## EXERCISE DETAILS
Retype every entry word for word.

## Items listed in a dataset

— start —

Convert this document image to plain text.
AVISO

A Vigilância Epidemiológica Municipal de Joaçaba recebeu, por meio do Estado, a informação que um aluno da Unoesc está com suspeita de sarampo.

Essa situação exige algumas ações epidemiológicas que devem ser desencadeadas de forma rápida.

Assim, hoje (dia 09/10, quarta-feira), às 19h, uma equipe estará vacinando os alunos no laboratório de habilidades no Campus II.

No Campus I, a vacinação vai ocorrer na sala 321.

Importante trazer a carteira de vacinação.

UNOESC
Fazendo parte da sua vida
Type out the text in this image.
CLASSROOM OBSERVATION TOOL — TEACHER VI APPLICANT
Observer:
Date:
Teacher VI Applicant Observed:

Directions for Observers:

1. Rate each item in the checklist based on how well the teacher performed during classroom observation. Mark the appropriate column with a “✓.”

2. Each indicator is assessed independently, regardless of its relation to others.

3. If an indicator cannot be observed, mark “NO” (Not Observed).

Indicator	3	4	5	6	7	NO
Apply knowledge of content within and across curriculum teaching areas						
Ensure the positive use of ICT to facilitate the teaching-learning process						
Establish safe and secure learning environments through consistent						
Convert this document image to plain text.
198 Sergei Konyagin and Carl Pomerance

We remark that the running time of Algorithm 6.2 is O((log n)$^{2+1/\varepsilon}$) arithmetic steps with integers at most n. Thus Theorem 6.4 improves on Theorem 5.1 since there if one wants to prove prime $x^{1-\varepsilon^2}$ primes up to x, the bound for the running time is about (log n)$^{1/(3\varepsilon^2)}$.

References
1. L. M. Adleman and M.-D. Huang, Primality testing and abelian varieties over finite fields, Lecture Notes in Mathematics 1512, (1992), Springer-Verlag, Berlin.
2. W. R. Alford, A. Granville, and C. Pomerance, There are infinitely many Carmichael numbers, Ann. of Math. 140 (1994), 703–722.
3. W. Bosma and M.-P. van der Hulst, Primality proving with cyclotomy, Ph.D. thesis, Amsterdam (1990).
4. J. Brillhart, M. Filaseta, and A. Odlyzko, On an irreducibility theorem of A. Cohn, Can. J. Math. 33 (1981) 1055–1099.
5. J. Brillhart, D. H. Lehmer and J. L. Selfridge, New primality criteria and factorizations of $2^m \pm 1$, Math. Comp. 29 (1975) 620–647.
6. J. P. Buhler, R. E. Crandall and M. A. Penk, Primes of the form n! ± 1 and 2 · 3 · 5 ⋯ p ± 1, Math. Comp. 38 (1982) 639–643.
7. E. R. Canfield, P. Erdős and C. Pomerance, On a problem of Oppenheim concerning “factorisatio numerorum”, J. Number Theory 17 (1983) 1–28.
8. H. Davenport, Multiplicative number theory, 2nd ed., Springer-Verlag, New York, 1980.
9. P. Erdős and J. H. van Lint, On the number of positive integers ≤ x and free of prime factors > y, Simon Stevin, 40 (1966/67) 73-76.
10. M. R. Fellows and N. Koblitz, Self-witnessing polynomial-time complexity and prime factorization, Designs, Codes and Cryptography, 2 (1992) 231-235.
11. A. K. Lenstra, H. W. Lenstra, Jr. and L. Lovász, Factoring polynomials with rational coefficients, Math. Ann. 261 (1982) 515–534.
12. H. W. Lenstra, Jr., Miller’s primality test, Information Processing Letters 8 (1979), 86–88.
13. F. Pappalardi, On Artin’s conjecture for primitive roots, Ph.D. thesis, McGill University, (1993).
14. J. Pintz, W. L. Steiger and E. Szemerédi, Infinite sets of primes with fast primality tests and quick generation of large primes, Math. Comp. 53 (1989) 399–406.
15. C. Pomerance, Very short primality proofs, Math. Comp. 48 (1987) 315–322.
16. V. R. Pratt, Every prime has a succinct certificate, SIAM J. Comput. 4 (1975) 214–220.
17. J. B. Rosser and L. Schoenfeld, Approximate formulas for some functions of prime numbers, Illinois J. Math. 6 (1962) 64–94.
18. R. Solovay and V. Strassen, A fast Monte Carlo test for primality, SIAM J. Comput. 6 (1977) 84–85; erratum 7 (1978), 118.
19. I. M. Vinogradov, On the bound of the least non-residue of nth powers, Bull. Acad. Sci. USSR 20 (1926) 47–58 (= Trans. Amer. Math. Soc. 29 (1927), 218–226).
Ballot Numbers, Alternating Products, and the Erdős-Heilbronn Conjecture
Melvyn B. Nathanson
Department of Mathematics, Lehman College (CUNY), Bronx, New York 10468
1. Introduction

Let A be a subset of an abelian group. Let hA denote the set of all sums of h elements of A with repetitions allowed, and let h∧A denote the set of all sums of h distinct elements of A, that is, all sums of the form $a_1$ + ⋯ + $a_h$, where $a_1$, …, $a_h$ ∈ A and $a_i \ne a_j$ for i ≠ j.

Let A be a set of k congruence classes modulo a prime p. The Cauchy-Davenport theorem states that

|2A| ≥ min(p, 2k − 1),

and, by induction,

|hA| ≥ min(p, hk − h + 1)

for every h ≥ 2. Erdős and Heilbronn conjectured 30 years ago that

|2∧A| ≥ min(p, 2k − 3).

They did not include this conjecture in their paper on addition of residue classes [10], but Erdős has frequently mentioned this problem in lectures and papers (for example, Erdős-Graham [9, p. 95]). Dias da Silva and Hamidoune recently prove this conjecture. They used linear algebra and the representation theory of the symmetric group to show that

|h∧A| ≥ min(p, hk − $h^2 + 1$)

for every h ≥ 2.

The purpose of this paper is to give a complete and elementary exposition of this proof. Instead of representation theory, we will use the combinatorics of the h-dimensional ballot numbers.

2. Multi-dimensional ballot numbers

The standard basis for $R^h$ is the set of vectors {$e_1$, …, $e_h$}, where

— end —

## TASK ANSWER
Convert this document image to plain text.
AVISO

A Vigilância Epidemiológica Municipal de Joaçaba recebeu, por meio do Estado, a informação que um aluno da Unoesc está com suspeita de sarampo.

Essa situação exige algumas ações epidemiológicas que devem ser desencadeadas de forma rápida.

Assim, hoje (dia 09/10, quarta-feira), às 19h, uma equipe estará vacinando os alunos no laboratório de habilidades no Campus II.

No Campus I, a vacinação vai ocorrer na sala 321.

Importante trazer a carteira de vacinação.

UNOESC
Fazendo parte da sua vida
Type out the text in this image.
CLASSROOM OBSERVATION TOOL — TEACHER VI APPLICANT
Observer:
Date:
Teacher VI Applicant Observed:

Directions for Observers:

1. Rate each item in the checklist based on how well the teacher performed during classroom observation. Mark the appropriate column with a “✓.”

2. Each indicator is assessed independently, regardless of its relation to others.

3. If an indicator cannot be observed, mark “NO” (Not Observed).

Indicator	3	4	5	6	7	NO
Apply knowledge of content within and across curriculum teaching areas						
Ensure the positive use of ICT to facilitate the teaching-learning process						
Establish safe and secure learning environments through consistent						
Convert this document image to plain text.
198 Sergei Konyagin and Carl Pomerance

We remark that the running time of Algorithm 6.2 is O((log n)$^{2+1/\varepsilon}$) arithmetic steps with integers at most n. Thus Theorem 6.4 improves on Theorem 5.1 since there if one wants to prove prime $x^{1-\varepsilon^2}$ primes up to x, the bound for the running time is about (log n)$^{1/(3\varepsilon^2)}$.

References
1. L. M. Adleman and M.-D. Huang, Primality testing and abelian varieties over finite fields, Lecture Notes in Mathematics 1512, (1992), Springer-Verlag, Berlin.
2. W. R. Alford, A. Granville, and C. Pomerance, There are infinitely many Carmichael numbers, Ann. of Math. 140 (1994), 703–722.
3. W. Bosma and M.-P. van der Hulst, Primality proving with cyclotomy, Ph.D. thesis, Amsterdam (1990).
4. J. Brillhart, M. Filaseta, and A. Odlyzko, On an irreducibility theorem of A. Cohn, Can. J. Math. 33 (1981) 1055–1099.
5. J. Brillhart, D. H. Lehmer and J. L. Selfridge, New primality criteria and factorizations of $2^m \pm 1$, Math. Comp. 29 (1975) 620–647.
6. J. P. Buhler, R. E. Crandall and M. A. Penk, Primes of the form n! ± 1 and 2 · 3 · 5 ⋯ p ± 1, Math. Comp. 38 (1982) 639–643.
7. E. R. Canfield, P. Erdős and C. Pomerance, On a problem of Oppenheim concerning “factorisatio numerorum”, J. Number Theory 17 (1983) 1–28.
8. H. Davenport, Multiplicative number theory, 2nd ed., Springer-Verlag, New York, 1980.
9. P. Erdős and J. H. van Lint, On the number of positive integers ≤ x and free of prime factors > y, Simon Stevin, 40 (1966/67) 73-76.
10. M. R. Fellows and N. Koblitz, Self-witnessing polynomial-time complexity and prime factorization, Designs, Codes and Cryptography, 2 (1992) 231-235.
11. A. K. Lenstra, H. W. Lenstra, Jr. and L. Lovász, Factoring polynomials with rational coefficients, Math. Ann. 261 (1982) 515–534.
12. H. W. Lenstra, Jr., Miller’s primality test, Information Processing Letters 8 (1979), 86–88.
13. F. Pappalardi, On Artin’s conjecture for primitive roots, Ph.D. thesis, McGill University, (1993).
14. J. Pintz, W. L. Steiger and E. Szemerédi, Infinite sets of primes with fast primality tests and quick generation of large primes, Math. Comp. 53 (1989) 399–406.
15. C. Pomerance, Very short primality proofs, Math. Comp. 48 (1987) 315–322.
16. V. R. Pratt, Every prime has a succinct certificate, SIAM J. Comput. 4 (1975) 214–220.
17. J. B. Rosser and L. Schoenfeld, Approximate formulas for some functions of prime numbers, Illinois J. Math. 6 (1962) 64–94.
18. R. Solovay and V. Strassen, A fast Monte Carlo test for primality, SIAM J. Comput. 6 (1977) 84–85; erratum 7 (1978), 118.
19. I. M. Vinogradov, On the bound of the least non-residue of nth powers, Bull. Acad. Sci. USSR 20 (1926) 47–58 (= Trans. Amer. Math. Soc. 29 (1927), 218–226).
Ballot Numbers, Alternating Products, and the Erdős-Heilbronn Conjecture
Melvyn B. Nathanson
Department of Mathematics, Lehman College (CUNY), Bronx, New York 10468
1. Introduction

Let A be a subset of an abelian group. Let hA denote the set of all sums of h elements of A with repetitions allowed, and let h∧A denote the set of all sums of h distinct elements of A, that is, all sums of the form $a_1$ + ⋯ + $a_h$, where $a_1$, …, $a_h$ ∈ A and $a_i \ne a_j$ for i ≠ j.

Let A be a set of k congruence classes modulo a prime p. The Cauchy-Davenport theorem states that

|2A| ≥ min(p, 2k − 1),

and, by induction,

|hA| ≥ min(p, hk − h + 1)

for every h ≥ 2. Erdős and Heilbronn conjectured 30 years ago that

|2∧A| ≥ min(p, 2k − 3).

They did not include this conjecture in their paper on addition of residue classes [10], but Erdős has frequently mentioned this problem in lectures and papers (for example, Erdős-Graham [9, p. 95]). Dias da Silva and Hamidoune recently prove this conjecture. They used linear algebra and the representation theory of the symmetric group to show that

|h∧A| ≥ min(p, hk − $h^2 + 1$)

for every h ≥ 2.

The purpose of this paper is to give a complete and elementary exposition of this proof. Instead of representation theory, we will use the combinatorics of the h-dimensional ballot numbers.

2. Multi-dimensional ballot numbers

The standard basis for $R^h$ is the set of vectors {$e_1$, …, $e_h$}, where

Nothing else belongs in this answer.